What you return should match every record exactly, with the images removed.

** start Excerpted data **

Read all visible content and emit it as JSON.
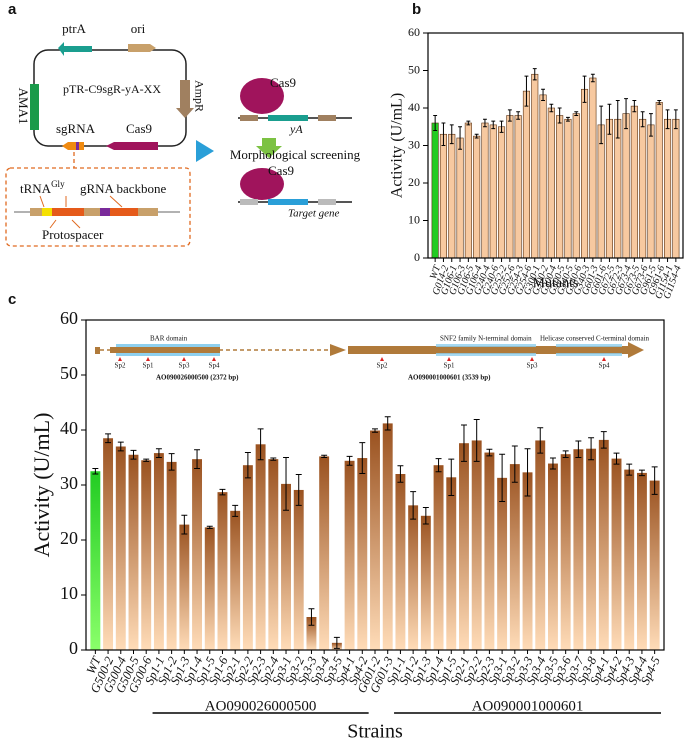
{
  "panel_labels": [
    "a",
    "b",
    "c"
  ],
  "diagram": {
    "ptrA": "ptrA",
    "ori": "ori",
    "ama1": "AMA1",
    "plasmid": "pTR-C9sgR-yA-XX",
    "ampr": "AmpR",
    "sgrna": "sgRNA",
    "cas9": "Cas9",
    "trna": "tRNA",
    "trna_sup": "Gly",
    "backbone": "gRNA backbone",
    "protospacer": "Protospacer",
    "cas9_top": "Cas9",
    "ya": "yA",
    "screening": "Morphological screening",
    "cas9_bottom": "Cas9",
    "target": "Target gene"
  },
  "inset": {
    "domain1": "BAR domain",
    "gene1_sites": [
      "Sp2",
      "Sp1",
      "Sp3",
      "Sp4"
    ],
    "gene1": "AO090026000500 (2372 bp)",
    "domain2": "SNF2 family N-terminal domain",
    "domain3": "Helicase conserved C-terminal domain",
    "gene2_sites": [
      "Sp2",
      "Sp1",
      "Sp3",
      "Sp4"
    ],
    "gene2": "AO090001000601 (3539 bp)"
  },
  "chart_data": [
    {
      "type": "bar",
      "y_label": "Activity (U/mL)",
      "x_label": "Mutants",
      "categories": [
        "WT",
        "G014-2",
        "G106-1",
        "G106-3",
        "G106-5",
        "G106-4",
        "G240-4",
        "G240-6",
        "G252-2",
        "G252-6",
        "G254-3",
        "G254-6",
        "G300-1",
        "G300-2",
        "G300-4",
        "G300-5",
        "G340-5",
        "G340-6",
        "G340-3",
        "G601-3",
        "G601-6",
        "G672-5",
        "G672-3",
        "G673-4",
        "G673-5",
        "G673-6",
        "G961-5",
        "G961-6",
        "G1154-1",
        "G1154-4"
      ],
      "values": [
        36,
        33,
        33,
        32,
        36,
        32.5,
        36,
        35.5,
        35,
        38,
        38,
        44.5,
        49,
        43.5,
        40,
        38,
        37,
        38.5,
        45,
        48,
        35.5,
        37,
        37,
        38.5,
        40.5,
        37,
        35.5,
        41.5,
        37,
        37
      ],
      "errors": [
        2,
        3,
        2.5,
        3,
        0.5,
        0.5,
        1,
        1,
        1.5,
        1.5,
        1,
        4,
        1.5,
        1.5,
        1,
        2,
        0.5,
        0.5,
        3.5,
        1,
        5,
        4,
        5,
        4,
        1.5,
        2,
        3,
        0.5,
        2.5,
        2.5
      ],
      "color": "#f7c9a0",
      "first_color": "#22cc22",
      "ylim": [
        0,
        60
      ],
      "yticks": [
        0,
        10,
        20,
        30,
        40,
        50,
        60
      ]
    },
    {
      "type": "bar",
      "y_label": "Activity (U/mL)",
      "x_label": "Strains",
      "groups": [
        "AO090026000500",
        "AO090001000601"
      ],
      "categories": [
        "WT",
        "G500-2",
        "G500-4",
        "G500-5",
        "G500-6",
        "Sp1-1",
        "Sp1-2",
        "Sp1-3",
        "Sp1-4",
        "Sp1-5",
        "Sp1-6",
        "Sp2-1",
        "Sp2-2",
        "Sp2-3",
        "Sp2-4",
        "Sp3-1",
        "Sp3-2",
        "Sp3-3",
        "Sp3-4",
        "Sp3-5",
        "Sp4-1",
        "Sp4-2",
        "G601-2",
        "G601-3",
        "Sp1-1",
        "Sp1-2",
        "Sp1-3",
        "Sp1-4",
        "Sp1-5",
        "Sp2-1",
        "Sp2-2",
        "Sp2-3",
        "Sp3-1",
        "Sp3-2",
        "Sp3-3",
        "Sp3-4",
        "Sp3-5",
        "Sp3-6",
        "Sp3-7",
        "Sp3-8",
        "Sp4-1",
        "Sp4-2",
        "Sp4-3",
        "Sp4-4",
        "Sp4-5"
      ],
      "values": [
        32.5,
        38.5,
        37,
        35.5,
        34.5,
        35.8,
        34.2,
        22.8,
        34.7,
        22.3,
        28.7,
        25.3,
        33.6,
        37.4,
        34.7,
        30.2,
        29.1,
        6,
        35.2,
        1.3,
        34.4,
        34.9,
        39.9,
        41.2,
        32,
        26.3,
        24.4,
        33.6,
        31.4,
        37.6,
        38.1,
        35.9,
        31.3,
        33.8,
        32.3,
        38.1,
        33.9,
        35.6,
        36.5,
        36.6,
        38.2,
        34.8,
        32.8,
        32.2,
        30.8
      ],
      "errors": [
        0.5,
        0.8,
        0.8,
        0.8,
        0.2,
        0.8,
        1.5,
        1.7,
        1.7,
        0.2,
        0.5,
        1,
        2.3,
        2.8,
        0.2,
        4.8,
        2.8,
        1.5,
        0.2,
        1,
        0.8,
        2.8,
        0.3,
        1.2,
        1.5,
        2.5,
        1.5,
        1.2,
        3.3,
        3.3,
        3.8,
        0.6,
        4.3,
        3.3,
        4.3,
        2.3,
        1,
        0.6,
        1.5,
        2,
        1.5,
        1,
        1,
        0.5,
        2.5
      ],
      "color": "#9a5220",
      "color_light": "#ffdcb8",
      "first_color": "#22cc22",
      "ylim": [
        0,
        60
      ],
      "yticks": [
        0,
        10,
        20,
        30,
        40,
        50,
        60
      ]
    }
  ]
}
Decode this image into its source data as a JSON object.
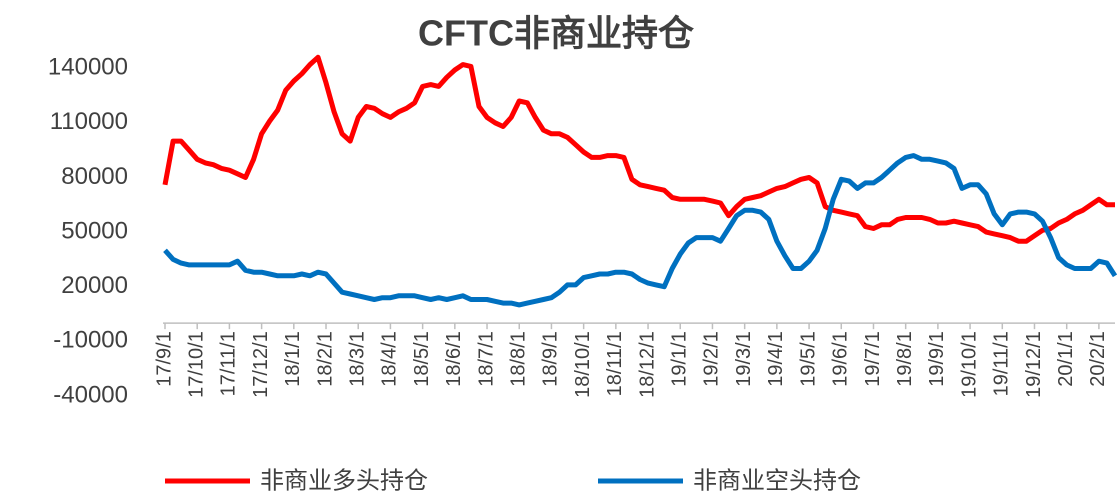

** end Excerpted data **

Exercise result
Read all visible content and emit it as JSON.
{
  "panel_labels": [
    "a",
    "b",
    "c"
  ],
  "diagram": {
    "ptrA": "ptrA",
    "ori": "ori",
    "ama1": "AMA1",
    "plasmid": "pTR-C9sgR-yA-XX",
    "ampr": "AmpR",
    "sgrna": "sgRNA",
    "cas9": "Cas9",
    "trna": "tRNA",
    "trna_sup": "Gly",
    "backbone": "gRNA backbone",
    "protospacer": "Protospacer",
    "cas9_top": "Cas9",
    "ya": "yA",
    "screening": "Morphological screening",
    "cas9_bottom": "Cas9",
    "target": "Target gene"
  },
  "inset": {
    "domain1": "BAR domain",
    "gene1_sites": [
      "Sp2",
      "Sp1",
      "Sp3",
      "Sp4"
    ],
    "gene1": "AO090026000500 (2372 bp)",
    "domain2": "SNF2 family N-terminal domain",
    "domain3": "Helicase conserved C-terminal domain",
    "gene2_sites": [
      "Sp2",
      "Sp1",
      "Sp3",
      "Sp4"
    ],
    "gene2": "AO090001000601 (3539 bp)"
  },
  "chart_data": [
    {
      "type": "bar",
      "y_label": "Activity (U/mL)",
      "x_label": "Mutants",
      "categories": [
        "WT",
        "G014-2",
        "G106-1",
        "G106-3",
        "G106-5",
        "G106-4",
        "G240-4",
        "G240-6",
        "G252-2",
        "G252-6",
        "G254-3",
        "G254-6",
        "G300-1",
        "G300-2",
        "G300-4",
        "G300-5",
        "G340-5",
        "G340-6",
        "G340-3",
        "G601-3",
        "G601-6",
        "G672-5",
        "G672-3",
        "G673-4",
        "G673-5",
        "G673-6",
        "G961-5",
        "G961-6",
        "G1154-1",
        "G1154-4"
      ],
      "values": [
        36,
        33,
        33,
        32,
        36,
        32.5,
        36,
        35.5,
        35,
        38,
        38,
        44.5,
        49,
        43.5,
        40,
        38,
        37,
        38.5,
        45,
        48,
        35.5,
        37,
        37,
        38.5,
        40.5,
        37,
        35.5,
        41.5,
        37,
        37
      ],
      "errors": [
        2,
        3,
        2.5,
        3,
        0.5,
        0.5,
        1,
        1,
        1.5,
        1.5,
        1,
        4,
        1.5,
        1.5,
        1,
        2,
        0.5,
        0.5,
        3.5,
        1,
        5,
        4,
        5,
        4,
        1.5,
        2,
        3,
        0.5,
        2.5,
        2.5
      ],
      "color": "#f7c9a0",
      "first_color": "#22cc22",
      "ylim": [
        0,
        60
      ],
      "yticks": [
        0,
        10,
        20,
        30,
        40,
        50,
        60
      ]
    },
    {
      "type": "bar",
      "y_label": "Activity (U/mL)",
      "x_label": "Strains",
      "groups": [
        "AO090026000500",
        "AO090001000601"
      ],
      "categories": [
        "WT",
        "G500-2",
        "G500-4",
        "G500-5",
        "G500-6",
        "Sp1-1",
        "Sp1-2",
        "Sp1-3",
        "Sp1-4",
        "Sp1-5",
        "Sp1-6",
        "Sp2-1",
        "Sp2-2",
        "Sp2-3",
        "Sp2-4",
        "Sp3-1",
        "Sp3-2",
        "Sp3-3",
        "Sp3-4",
        "Sp3-5",
        "Sp4-1",
        "Sp4-2",
        "G601-2",
        "G601-3",
        "Sp1-1",
        "Sp1-2",
        "Sp1-3",
        "Sp1-4",
        "Sp1-5",
        "Sp2-1",
        "Sp2-2",
        "Sp2-3",
        "Sp3-1",
        "Sp3-2",
        "Sp3-3",
        "Sp3-4",
        "Sp3-5",
        "Sp3-6",
        "Sp3-7",
        "Sp3-8",
        "Sp4-1",
        "Sp4-2",
        "Sp4-3",
        "Sp4-4",
        "Sp4-5"
      ],
      "values": [
        32.5,
        38.5,
        37,
        35.5,
        34.5,
        35.8,
        34.2,
        22.8,
        34.7,
        22.3,
        28.7,
        25.3,
        33.6,
        37.4,
        34.7,
        30.2,
        29.1,
        6,
        35.2,
        1.3,
        34.4,
        34.9,
        39.9,
        41.2,
        32,
        26.3,
        24.4,
        33.6,
        31.4,
        37.6,
        38.1,
        35.9,
        31.3,
        33.8,
        32.3,
        38.1,
        33.9,
        35.6,
        36.5,
        36.6,
        38.2,
        34.8,
        32.8,
        32.2,
        30.8
      ],
      "errors": [
        0.5,
        0.8,
        0.8,
        0.8,
        0.2,
        0.8,
        1.5,
        1.7,
        1.7,
        0.2,
        0.5,
        1,
        2.3,
        2.8,
        0.2,
        4.8,
        2.8,
        1.5,
        0.2,
        1,
        0.8,
        2.8,
        0.3,
        1.2,
        1.5,
        2.5,
        1.5,
        1.2,
        3.3,
        3.3,
        3.8,
        0.6,
        4.3,
        3.3,
        4.3,
        2.3,
        1,
        0.6,
        1.5,
        2,
        1.5,
        1,
        1,
        0.5,
        2.5
      ],
      "color": "#9a5220",
      "color_light": "#ffdcb8",
      "first_color": "#22cc22",
      "ylim": [
        0,
        60
      ],
      "yticks": [
        0,
        10,
        20,
        30,
        40,
        50,
        60
      ]
    }
  ]
}
Decode this image into its source data as a JSON object.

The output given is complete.